**The request**. Quote the whole listing exactly. Leave the pictures out of your copy.

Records
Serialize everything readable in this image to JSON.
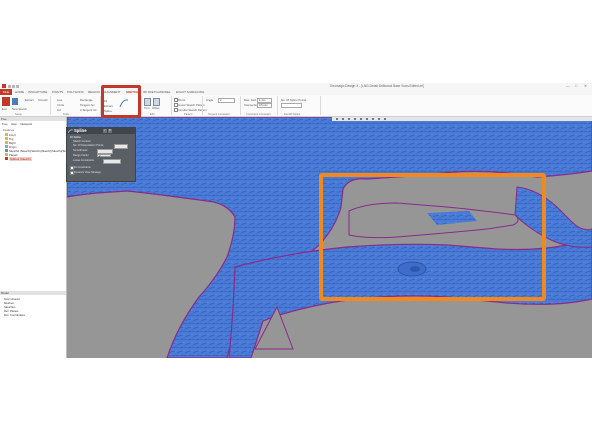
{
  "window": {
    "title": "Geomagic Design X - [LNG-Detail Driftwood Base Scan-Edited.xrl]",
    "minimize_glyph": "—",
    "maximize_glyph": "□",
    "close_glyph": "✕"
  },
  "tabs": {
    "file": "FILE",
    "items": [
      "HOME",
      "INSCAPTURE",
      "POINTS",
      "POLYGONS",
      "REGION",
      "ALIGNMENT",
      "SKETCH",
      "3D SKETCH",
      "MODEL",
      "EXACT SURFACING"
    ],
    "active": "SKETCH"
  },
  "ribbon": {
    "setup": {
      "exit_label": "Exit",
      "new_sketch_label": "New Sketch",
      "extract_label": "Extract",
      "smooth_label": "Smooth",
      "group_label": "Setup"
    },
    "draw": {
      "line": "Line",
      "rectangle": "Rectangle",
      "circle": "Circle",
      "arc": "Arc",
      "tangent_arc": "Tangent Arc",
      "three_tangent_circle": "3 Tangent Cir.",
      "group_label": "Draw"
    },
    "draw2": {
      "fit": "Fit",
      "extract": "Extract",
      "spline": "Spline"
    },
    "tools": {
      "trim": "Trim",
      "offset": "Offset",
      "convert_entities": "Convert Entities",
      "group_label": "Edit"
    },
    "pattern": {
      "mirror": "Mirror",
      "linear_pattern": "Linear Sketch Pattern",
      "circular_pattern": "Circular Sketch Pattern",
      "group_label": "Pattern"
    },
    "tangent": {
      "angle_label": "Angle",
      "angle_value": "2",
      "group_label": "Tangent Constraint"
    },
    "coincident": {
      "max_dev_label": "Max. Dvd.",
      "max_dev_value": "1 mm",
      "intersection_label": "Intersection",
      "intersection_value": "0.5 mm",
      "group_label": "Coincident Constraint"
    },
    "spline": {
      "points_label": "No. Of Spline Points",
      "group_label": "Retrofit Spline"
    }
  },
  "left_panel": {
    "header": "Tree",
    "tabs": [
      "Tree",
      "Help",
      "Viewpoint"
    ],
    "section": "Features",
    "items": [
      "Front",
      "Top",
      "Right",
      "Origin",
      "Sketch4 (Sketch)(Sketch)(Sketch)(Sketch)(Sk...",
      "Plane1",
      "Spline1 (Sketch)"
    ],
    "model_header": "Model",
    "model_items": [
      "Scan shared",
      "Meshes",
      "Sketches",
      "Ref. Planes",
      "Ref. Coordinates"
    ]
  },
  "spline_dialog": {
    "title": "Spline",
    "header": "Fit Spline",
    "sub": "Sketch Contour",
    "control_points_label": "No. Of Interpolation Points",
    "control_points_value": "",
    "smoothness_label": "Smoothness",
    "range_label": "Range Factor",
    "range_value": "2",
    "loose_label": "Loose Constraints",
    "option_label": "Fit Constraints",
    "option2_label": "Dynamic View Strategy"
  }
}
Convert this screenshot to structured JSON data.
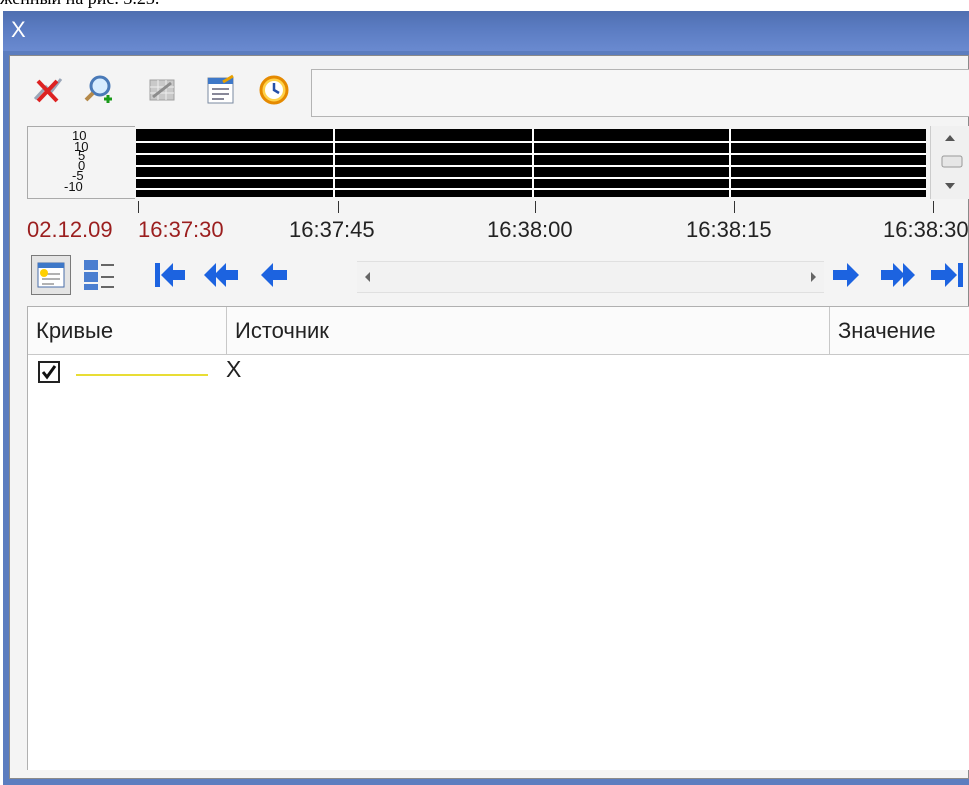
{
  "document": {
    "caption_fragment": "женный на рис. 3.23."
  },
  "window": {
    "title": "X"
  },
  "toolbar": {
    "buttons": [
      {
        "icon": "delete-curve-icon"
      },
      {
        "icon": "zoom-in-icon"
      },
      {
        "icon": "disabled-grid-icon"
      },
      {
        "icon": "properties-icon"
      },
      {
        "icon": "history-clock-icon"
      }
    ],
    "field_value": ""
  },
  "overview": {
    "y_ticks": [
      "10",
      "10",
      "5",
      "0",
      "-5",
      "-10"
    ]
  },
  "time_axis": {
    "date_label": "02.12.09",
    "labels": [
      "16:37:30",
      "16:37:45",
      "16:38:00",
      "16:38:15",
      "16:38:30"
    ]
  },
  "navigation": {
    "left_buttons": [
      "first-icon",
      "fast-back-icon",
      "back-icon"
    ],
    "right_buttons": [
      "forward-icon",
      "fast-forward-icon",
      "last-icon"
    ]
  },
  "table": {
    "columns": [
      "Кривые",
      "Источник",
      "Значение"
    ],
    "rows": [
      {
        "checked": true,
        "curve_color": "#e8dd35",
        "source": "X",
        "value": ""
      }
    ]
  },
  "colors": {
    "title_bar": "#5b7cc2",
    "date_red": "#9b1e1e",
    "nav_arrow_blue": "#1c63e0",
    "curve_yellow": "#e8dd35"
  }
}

**Response to this task**.
Serialize everything readable in this image to JSON.
{
  "window": {
    "title": "Geomagic Design X - [LNG-Detail Driftwood Base Scan-Edited.xrl]",
    "minimize_glyph": "—",
    "maximize_glyph": "□",
    "close_glyph": "✕"
  },
  "tabs": {
    "file": "FILE",
    "items": [
      "HOME",
      "INSCAPTURE",
      "POINTS",
      "POLYGONS",
      "REGION",
      "ALIGNMENT",
      "SKETCH",
      "3D SKETCH",
      "MODEL",
      "EXACT SURFACING"
    ],
    "active": "SKETCH"
  },
  "ribbon": {
    "setup": {
      "exit_label": "Exit",
      "new_sketch_label": "New Sketch",
      "extract_label": "Extract",
      "smooth_label": "Smooth",
      "group_label": "Setup"
    },
    "draw": {
      "line": "Line",
      "rectangle": "Rectangle",
      "circle": "Circle",
      "arc": "Arc",
      "tangent_arc": "Tangent Arc",
      "three_tangent_circle": "3 Tangent Cir.",
      "group_label": "Draw"
    },
    "draw2": {
      "fit": "Fit",
      "extract": "Extract",
      "spline": "Spline"
    },
    "tools": {
      "trim": "Trim",
      "offset": "Offset",
      "convert_entities": "Convert Entities",
      "group_label": "Edit"
    },
    "pattern": {
      "mirror": "Mirror",
      "linear_pattern": "Linear Sketch Pattern",
      "circular_pattern": "Circular Sketch Pattern",
      "group_label": "Pattern"
    },
    "tangent": {
      "angle_label": "Angle",
      "angle_value": "2",
      "group_label": "Tangent Constraint"
    },
    "coincident": {
      "max_dev_label": "Max. Dvd.",
      "max_dev_value": "1 mm",
      "intersection_label": "Intersection",
      "intersection_value": "0.5 mm",
      "group_label": "Coincident Constraint"
    },
    "spline": {
      "points_label": "No. Of Spline Points",
      "group_label": "Retrofit Spline"
    }
  },
  "left_panel": {
    "header": "Tree",
    "tabs": [
      "Tree",
      "Help",
      "Viewpoint"
    ],
    "section": "Features",
    "items": [
      "Front",
      "Top",
      "Right",
      "Origin",
      "Sketch4 (Sketch)(Sketch)(Sketch)(Sketch)(Sk...",
      "Plane1",
      "Spline1 (Sketch)"
    ],
    "model_header": "Model",
    "model_items": [
      "Scan shared",
      "Meshes",
      "Sketches",
      "Ref. Planes",
      "Ref. Coordinates"
    ]
  },
  "spline_dialog": {
    "title": "Spline",
    "header": "Fit Spline",
    "sub": "Sketch Contour",
    "control_points_label": "No. Of Interpolation Points",
    "control_points_value": "",
    "smoothness_label": "Smoothness",
    "range_label": "Range Factor",
    "range_value": "2",
    "loose_label": "Loose Constraints",
    "option_label": "Fit Constraints",
    "option2_label": "Dynamic View Strategy"
  }
}
Convert this screenshot to structured JSON data.
{
  "document": {
    "caption_fragment": "женный на рис. 3.23."
  },
  "window": {
    "title": "X"
  },
  "toolbar": {
    "buttons": [
      {
        "icon": "delete-curve-icon"
      },
      {
        "icon": "zoom-in-icon"
      },
      {
        "icon": "disabled-grid-icon"
      },
      {
        "icon": "properties-icon"
      },
      {
        "icon": "history-clock-icon"
      }
    ],
    "field_value": ""
  },
  "overview": {
    "y_ticks": [
      "10",
      "10",
      "5",
      "0",
      "-5",
      "-10"
    ]
  },
  "time_axis": {
    "date_label": "02.12.09",
    "labels": [
      "16:37:30",
      "16:37:45",
      "16:38:00",
      "16:38:15",
      "16:38:30"
    ]
  },
  "navigation": {
    "left_buttons": [
      "first-icon",
      "fast-back-icon",
      "back-icon"
    ],
    "right_buttons": [
      "forward-icon",
      "fast-forward-icon",
      "last-icon"
    ]
  },
  "table": {
    "columns": [
      "Кривые",
      "Источник",
      "Значение"
    ],
    "rows": [
      {
        "checked": true,
        "curve_color": "#e8dd35",
        "source": "X",
        "value": ""
      }
    ]
  },
  "colors": {
    "title_bar": "#5b7cc2",
    "date_red": "#9b1e1e",
    "nav_arrow_blue": "#1c63e0",
    "curve_yellow": "#e8dd35"
  }
}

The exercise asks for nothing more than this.